MATERIAL SUPPLIED:
--- Begin ---
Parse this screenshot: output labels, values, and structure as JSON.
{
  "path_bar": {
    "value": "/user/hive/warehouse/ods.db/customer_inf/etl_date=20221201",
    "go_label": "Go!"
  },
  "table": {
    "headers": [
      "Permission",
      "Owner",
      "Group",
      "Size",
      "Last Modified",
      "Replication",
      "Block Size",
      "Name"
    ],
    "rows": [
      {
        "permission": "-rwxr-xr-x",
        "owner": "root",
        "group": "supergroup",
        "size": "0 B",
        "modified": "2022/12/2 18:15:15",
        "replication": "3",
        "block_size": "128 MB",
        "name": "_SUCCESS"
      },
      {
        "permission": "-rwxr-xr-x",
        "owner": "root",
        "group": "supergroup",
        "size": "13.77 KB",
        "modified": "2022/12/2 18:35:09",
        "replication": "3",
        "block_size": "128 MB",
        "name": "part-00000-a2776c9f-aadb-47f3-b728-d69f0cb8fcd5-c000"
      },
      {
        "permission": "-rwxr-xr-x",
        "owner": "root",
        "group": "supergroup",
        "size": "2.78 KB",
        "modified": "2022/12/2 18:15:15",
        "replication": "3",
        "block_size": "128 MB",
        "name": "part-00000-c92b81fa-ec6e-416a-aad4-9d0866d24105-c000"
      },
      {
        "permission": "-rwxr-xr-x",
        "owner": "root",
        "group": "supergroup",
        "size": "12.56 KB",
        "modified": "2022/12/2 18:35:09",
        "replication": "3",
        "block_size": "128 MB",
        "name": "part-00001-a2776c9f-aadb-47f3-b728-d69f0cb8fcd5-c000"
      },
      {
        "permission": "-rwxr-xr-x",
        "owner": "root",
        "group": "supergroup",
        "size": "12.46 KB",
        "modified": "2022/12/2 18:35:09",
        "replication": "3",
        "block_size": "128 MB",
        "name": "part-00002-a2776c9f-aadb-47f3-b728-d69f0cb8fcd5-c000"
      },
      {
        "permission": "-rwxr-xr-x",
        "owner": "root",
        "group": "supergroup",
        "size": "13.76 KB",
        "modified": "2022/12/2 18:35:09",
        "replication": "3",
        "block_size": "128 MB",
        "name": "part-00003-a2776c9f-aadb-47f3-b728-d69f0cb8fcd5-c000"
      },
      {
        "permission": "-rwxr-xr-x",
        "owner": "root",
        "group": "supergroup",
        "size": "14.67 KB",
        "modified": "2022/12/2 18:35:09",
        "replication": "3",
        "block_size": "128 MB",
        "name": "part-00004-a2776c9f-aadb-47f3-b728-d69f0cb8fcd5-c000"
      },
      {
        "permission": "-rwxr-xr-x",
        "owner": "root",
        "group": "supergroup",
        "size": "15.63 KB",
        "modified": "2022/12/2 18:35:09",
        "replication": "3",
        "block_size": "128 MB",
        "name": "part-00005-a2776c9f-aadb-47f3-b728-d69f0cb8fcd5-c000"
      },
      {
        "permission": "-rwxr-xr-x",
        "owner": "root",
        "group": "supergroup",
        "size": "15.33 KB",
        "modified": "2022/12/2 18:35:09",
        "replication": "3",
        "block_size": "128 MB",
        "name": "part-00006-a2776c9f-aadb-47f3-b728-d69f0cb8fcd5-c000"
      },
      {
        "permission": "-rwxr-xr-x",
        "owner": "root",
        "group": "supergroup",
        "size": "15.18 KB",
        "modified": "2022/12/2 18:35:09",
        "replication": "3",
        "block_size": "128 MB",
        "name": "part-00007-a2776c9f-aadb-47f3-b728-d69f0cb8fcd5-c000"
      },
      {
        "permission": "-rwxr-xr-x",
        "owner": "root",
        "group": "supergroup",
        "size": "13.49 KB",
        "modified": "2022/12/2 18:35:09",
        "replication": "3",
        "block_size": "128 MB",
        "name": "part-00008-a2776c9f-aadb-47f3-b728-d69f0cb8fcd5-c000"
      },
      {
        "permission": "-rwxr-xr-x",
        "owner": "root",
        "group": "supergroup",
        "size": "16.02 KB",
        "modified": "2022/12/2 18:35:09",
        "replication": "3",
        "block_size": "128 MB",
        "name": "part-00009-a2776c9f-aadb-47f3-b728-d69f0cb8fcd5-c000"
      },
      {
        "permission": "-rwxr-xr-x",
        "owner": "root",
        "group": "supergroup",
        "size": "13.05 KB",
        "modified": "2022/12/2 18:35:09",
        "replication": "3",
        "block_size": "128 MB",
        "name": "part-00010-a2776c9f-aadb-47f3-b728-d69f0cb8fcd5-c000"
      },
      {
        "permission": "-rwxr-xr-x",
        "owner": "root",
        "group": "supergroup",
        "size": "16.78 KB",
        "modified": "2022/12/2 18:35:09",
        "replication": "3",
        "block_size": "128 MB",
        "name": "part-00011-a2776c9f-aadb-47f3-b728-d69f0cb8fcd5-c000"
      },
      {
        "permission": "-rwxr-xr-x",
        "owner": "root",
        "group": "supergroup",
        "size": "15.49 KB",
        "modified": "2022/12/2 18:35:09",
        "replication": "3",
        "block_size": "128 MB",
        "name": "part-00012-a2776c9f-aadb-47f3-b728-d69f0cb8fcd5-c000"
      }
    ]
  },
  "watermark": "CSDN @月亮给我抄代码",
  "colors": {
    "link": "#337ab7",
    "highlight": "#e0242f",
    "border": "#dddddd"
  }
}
--- End ---
DIRECTIONS FOR THIS TASK:
Restate the whole listing exactly, leaving out nothing.

OUTPUT OF THE EXERCISE:
Parse this screenshot: output labels, values, and structure as JSON.
{
  "path_bar": {
    "value": "/user/hive/warehouse/ods.db/customer_inf/etl_date=20221201",
    "go_label": "Go!"
  },
  "table": {
    "headers": [
      "Permission",
      "Owner",
      "Group",
      "Size",
      "Last Modified",
      "Replication",
      "Block Size",
      "Name"
    ],
    "rows": [
      {
        "permission": "-rwxr-xr-x",
        "owner": "root",
        "group": "supergroup",
        "size": "0 B",
        "modified": "2022/12/2 18:15:15",
        "replication": "3",
        "block_size": "128 MB",
        "name": "_SUCCESS"
      },
      {
        "permission": "-rwxr-xr-x",
        "owner": "root",
        "group": "supergroup",
        "size": "13.77 KB",
        "modified": "2022/12/2 18:35:09",
        "replication": "3",
        "block_size": "128 MB",
        "name": "part-00000-a2776c9f-aadb-47f3-b728-d69f0cb8fcd5-c000"
      },
      {
        "permission": "-rwxr-xr-x",
        "owner": "root",
        "group": "supergroup",
        "size": "2.78 KB",
        "modified": "2022/12/2 18:15:15",
        "replication": "3",
        "block_size": "128 MB",
        "name": "part-00000-c92b81fa-ec6e-416a-aad4-9d0866d24105-c000"
      },
      {
        "permission": "-rwxr-xr-x",
        "owner": "root",
        "group": "supergroup",
        "size": "12.56 KB",
        "modified": "2022/12/2 18:35:09",
        "replication": "3",
        "block_size": "128 MB",
        "name": "part-00001-a2776c9f-aadb-47f3-b728-d69f0cb8fcd5-c000"
      },
      {
        "permission": "-rwxr-xr-x",
        "owner": "root",
        "group": "supergroup",
        "size": "12.46 KB",
        "modified": "2022/12/2 18:35:09",
        "replication": "3",
        "block_size": "128 MB",
        "name": "part-00002-a2776c9f-aadb-47f3-b728-d69f0cb8fcd5-c000"
      },
      {
        "permission": "-rwxr-xr-x",
        "owner": "root",
        "group": "supergroup",
        "size": "13.76 KB",
        "modified": "2022/12/2 18:35:09",
        "replication": "3",
        "block_size": "128 MB",
        "name": "part-00003-a2776c9f-aadb-47f3-b728-d69f0cb8fcd5-c000"
      },
      {
        "permission": "-rwxr-xr-x",
        "owner": "root",
        "group": "supergroup",
        "size": "14.67 KB",
        "modified": "2022/12/2 18:35:09",
        "replication": "3",
        "block_size": "128 MB",
        "name": "part-00004-a2776c9f-aadb-47f3-b728-d69f0cb8fcd5-c000"
      },
      {
        "permission": "-rwxr-xr-x",
        "owner": "root",
        "group": "supergroup",
        "size": "15.63 KB",
        "modified": "2022/12/2 18:35:09",
        "replication": "3",
        "block_size": "128 MB",
        "name": "part-00005-a2776c9f-aadb-47f3-b728-d69f0cb8fcd5-c000"
      },
      {
        "permission": "-rwxr-xr-x",
        "owner": "root",
        "group": "supergroup",
        "size": "15.33 KB",
        "modified": "2022/12/2 18:35:09",
        "replication": "3",
        "block_size": "128 MB",
        "name": "part-00006-a2776c9f-aadb-47f3-b728-d69f0cb8fcd5-c000"
      },
      {
        "permission": "-rwxr-xr-x",
        "owner": "root",
        "group": "supergroup",
        "size": "15.18 KB",
        "modified": "2022/12/2 18:35:09",
        "replication": "3",
        "block_size": "128 MB",
        "name": "part-00007-a2776c9f-aadb-47f3-b728-d69f0cb8fcd5-c000"
      },
      {
        "permission": "-rwxr-xr-x",
        "owner": "root",
        "group": "supergroup",
        "size": "13.49 KB",
        "modified": "2022/12/2 18:35:09",
        "replication": "3",
        "block_size": "128 MB",
        "name": "part-00008-a2776c9f-aadb-47f3-b728-d69f0cb8fcd5-c000"
      },
      {
        "permission": "-rwxr-xr-x",
        "owner": "root",
        "group": "supergroup",
        "size": "16.02 KB",
        "modified": "2022/12/2 18:35:09",
        "replication": "3",
        "block_size": "128 MB",
        "name": "part-00009-a2776c9f-aadb-47f3-b728-d69f0cb8fcd5-c000"
      },
      {
        "permission": "-rwxr-xr-x",
        "owner": "root",
        "group": "supergroup",
        "size": "13.05 KB",
        "modified": "2022/12/2 18:35:09",
        "replication": "3",
        "block_size": "128 MB",
        "name": "part-00010-a2776c9f-aadb-47f3-b728-d69f0cb8fcd5-c000"
      },
      {
        "permission": "-rwxr-xr-x",
        "owner": "root",
        "group": "supergroup",
        "size": "16.78 KB",
        "modified": "2022/12/2 18:35:09",
        "replication": "3",
        "block_size": "128 MB",
        "name": "part-00011-a2776c9f-aadb-47f3-b728-d69f0cb8fcd5-c000"
      },
      {
        "permission": "-rwxr-xr-x",
        "owner": "root",
        "group": "supergroup",
        "size": "15.49 KB",
        "modified": "2022/12/2 18:35:09",
        "replication": "3",
        "block_size": "128 MB",
        "name": "part-00012-a2776c9f-aadb-47f3-b728-d69f0cb8fcd5-c000"
      }
    ]
  },
  "watermark": "CSDN @月亮给我抄代码",
  "colors": {
    "link": "#337ab7",
    "highlight": "#e0242f",
    "border": "#dddddd"
  }
}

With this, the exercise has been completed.